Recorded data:
□ □ □ □

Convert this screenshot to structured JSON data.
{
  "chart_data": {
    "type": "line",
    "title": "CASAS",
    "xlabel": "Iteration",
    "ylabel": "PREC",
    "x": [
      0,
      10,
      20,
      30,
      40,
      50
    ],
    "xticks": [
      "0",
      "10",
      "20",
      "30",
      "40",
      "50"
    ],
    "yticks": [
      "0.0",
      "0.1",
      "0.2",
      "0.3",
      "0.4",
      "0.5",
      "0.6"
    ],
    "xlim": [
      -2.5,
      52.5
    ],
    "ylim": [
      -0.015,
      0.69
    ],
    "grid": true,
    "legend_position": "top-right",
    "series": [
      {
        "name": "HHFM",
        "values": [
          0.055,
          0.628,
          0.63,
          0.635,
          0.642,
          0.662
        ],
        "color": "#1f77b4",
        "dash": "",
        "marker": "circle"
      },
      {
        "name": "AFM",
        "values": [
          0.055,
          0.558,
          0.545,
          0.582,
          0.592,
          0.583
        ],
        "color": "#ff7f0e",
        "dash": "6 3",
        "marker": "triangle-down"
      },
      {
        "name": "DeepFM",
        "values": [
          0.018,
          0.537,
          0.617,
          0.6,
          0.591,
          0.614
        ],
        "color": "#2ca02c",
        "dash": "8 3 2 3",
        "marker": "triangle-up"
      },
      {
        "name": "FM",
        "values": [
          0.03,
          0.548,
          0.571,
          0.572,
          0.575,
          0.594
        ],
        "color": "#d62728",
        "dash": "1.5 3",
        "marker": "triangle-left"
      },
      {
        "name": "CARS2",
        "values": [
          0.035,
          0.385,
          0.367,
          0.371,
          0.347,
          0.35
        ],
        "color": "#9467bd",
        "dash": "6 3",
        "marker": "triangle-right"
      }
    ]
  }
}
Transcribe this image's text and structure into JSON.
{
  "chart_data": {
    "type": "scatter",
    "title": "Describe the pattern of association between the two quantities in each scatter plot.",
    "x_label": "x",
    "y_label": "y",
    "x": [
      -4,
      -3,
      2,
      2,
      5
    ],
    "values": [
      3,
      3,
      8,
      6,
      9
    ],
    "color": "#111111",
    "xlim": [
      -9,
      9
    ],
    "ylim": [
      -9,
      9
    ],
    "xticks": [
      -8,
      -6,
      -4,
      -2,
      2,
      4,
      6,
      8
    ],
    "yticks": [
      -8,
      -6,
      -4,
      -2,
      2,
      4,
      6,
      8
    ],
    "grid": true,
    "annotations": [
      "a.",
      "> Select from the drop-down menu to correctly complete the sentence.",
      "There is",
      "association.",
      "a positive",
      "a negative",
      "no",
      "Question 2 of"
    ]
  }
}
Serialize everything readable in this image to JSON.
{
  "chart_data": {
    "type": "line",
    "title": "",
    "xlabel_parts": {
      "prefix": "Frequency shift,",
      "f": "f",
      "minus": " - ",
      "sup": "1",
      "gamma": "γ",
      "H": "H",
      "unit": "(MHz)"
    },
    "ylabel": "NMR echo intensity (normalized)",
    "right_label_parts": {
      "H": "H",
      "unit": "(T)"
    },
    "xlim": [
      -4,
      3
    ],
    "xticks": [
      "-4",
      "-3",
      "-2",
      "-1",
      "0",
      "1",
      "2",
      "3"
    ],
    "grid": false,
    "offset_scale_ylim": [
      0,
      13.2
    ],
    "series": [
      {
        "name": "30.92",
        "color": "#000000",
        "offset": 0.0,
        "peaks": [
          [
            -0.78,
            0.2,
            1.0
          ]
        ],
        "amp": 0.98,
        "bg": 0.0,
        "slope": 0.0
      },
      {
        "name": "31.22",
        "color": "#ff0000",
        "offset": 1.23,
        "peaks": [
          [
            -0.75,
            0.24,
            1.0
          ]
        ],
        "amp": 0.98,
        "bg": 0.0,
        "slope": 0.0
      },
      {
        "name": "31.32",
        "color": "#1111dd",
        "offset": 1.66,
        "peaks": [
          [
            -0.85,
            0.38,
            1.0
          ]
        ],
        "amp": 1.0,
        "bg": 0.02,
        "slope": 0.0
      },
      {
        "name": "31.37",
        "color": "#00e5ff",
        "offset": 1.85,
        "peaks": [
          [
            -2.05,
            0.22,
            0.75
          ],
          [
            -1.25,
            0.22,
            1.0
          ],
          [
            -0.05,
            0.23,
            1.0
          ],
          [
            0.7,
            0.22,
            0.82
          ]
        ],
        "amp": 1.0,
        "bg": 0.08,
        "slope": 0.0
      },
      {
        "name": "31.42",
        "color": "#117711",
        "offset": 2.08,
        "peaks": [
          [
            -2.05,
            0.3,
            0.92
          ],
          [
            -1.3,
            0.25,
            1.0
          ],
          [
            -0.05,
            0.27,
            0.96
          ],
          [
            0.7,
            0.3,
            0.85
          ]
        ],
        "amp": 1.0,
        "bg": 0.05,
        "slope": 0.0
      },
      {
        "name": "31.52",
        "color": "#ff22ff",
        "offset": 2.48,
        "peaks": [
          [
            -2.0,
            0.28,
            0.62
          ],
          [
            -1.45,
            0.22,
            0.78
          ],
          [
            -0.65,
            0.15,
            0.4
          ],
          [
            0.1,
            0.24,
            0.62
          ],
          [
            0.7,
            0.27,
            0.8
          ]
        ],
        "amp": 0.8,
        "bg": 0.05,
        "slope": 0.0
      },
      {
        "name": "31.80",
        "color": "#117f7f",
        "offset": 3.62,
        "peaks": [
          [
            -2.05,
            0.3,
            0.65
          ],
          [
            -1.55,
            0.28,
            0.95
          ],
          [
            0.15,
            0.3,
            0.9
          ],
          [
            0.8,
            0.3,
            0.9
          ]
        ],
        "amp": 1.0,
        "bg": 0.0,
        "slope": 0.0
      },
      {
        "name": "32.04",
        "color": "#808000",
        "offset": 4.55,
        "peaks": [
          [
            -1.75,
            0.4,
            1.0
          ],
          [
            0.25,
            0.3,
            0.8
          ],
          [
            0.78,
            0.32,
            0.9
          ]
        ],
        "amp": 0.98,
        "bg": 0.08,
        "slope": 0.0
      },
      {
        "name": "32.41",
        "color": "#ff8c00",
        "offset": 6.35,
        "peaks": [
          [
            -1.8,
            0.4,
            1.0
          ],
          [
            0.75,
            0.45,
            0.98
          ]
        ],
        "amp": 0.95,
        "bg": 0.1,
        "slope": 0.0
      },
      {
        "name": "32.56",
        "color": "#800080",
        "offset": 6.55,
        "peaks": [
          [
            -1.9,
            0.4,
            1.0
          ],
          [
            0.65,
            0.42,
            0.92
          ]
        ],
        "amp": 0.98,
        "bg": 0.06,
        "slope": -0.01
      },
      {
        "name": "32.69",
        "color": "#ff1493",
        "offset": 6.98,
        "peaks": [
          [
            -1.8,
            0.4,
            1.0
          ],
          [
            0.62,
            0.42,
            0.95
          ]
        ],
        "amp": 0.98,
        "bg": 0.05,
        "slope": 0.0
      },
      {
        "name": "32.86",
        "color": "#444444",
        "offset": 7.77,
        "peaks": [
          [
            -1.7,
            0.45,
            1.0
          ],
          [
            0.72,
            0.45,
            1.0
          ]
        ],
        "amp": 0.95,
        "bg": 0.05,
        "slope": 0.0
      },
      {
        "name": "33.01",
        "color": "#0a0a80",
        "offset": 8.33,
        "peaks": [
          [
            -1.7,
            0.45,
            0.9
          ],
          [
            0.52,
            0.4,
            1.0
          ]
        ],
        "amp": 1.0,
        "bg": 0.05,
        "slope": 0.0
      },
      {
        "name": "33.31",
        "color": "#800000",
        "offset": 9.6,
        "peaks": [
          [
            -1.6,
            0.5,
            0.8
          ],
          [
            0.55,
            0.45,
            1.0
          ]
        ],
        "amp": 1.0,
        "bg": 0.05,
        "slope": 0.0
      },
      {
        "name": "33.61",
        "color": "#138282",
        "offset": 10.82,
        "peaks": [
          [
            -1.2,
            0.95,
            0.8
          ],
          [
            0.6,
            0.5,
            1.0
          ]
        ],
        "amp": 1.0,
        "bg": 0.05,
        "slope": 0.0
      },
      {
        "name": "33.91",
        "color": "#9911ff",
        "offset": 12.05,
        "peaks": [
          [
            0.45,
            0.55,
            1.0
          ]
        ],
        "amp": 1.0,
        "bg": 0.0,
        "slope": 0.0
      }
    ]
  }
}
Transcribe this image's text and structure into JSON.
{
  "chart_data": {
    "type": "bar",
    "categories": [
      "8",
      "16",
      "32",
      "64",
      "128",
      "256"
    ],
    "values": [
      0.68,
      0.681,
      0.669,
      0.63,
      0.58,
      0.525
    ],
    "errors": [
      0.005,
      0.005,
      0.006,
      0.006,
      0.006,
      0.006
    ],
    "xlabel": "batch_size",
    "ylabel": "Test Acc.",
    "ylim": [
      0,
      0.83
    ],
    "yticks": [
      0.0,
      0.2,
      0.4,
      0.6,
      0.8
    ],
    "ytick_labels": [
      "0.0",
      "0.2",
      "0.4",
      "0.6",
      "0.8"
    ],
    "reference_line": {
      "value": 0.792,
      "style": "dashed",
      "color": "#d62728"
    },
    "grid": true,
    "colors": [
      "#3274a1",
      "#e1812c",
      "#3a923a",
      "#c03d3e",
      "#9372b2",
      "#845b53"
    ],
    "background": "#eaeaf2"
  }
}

□ □ □ □

**Exercise details**
Go through the listing above and return every line where the word "title" occurs.

**Exercise response**
    "title": "CASAS",
    "title": "Describe the pattern of association between the two quantities in each scatter plot.",
    "title": "",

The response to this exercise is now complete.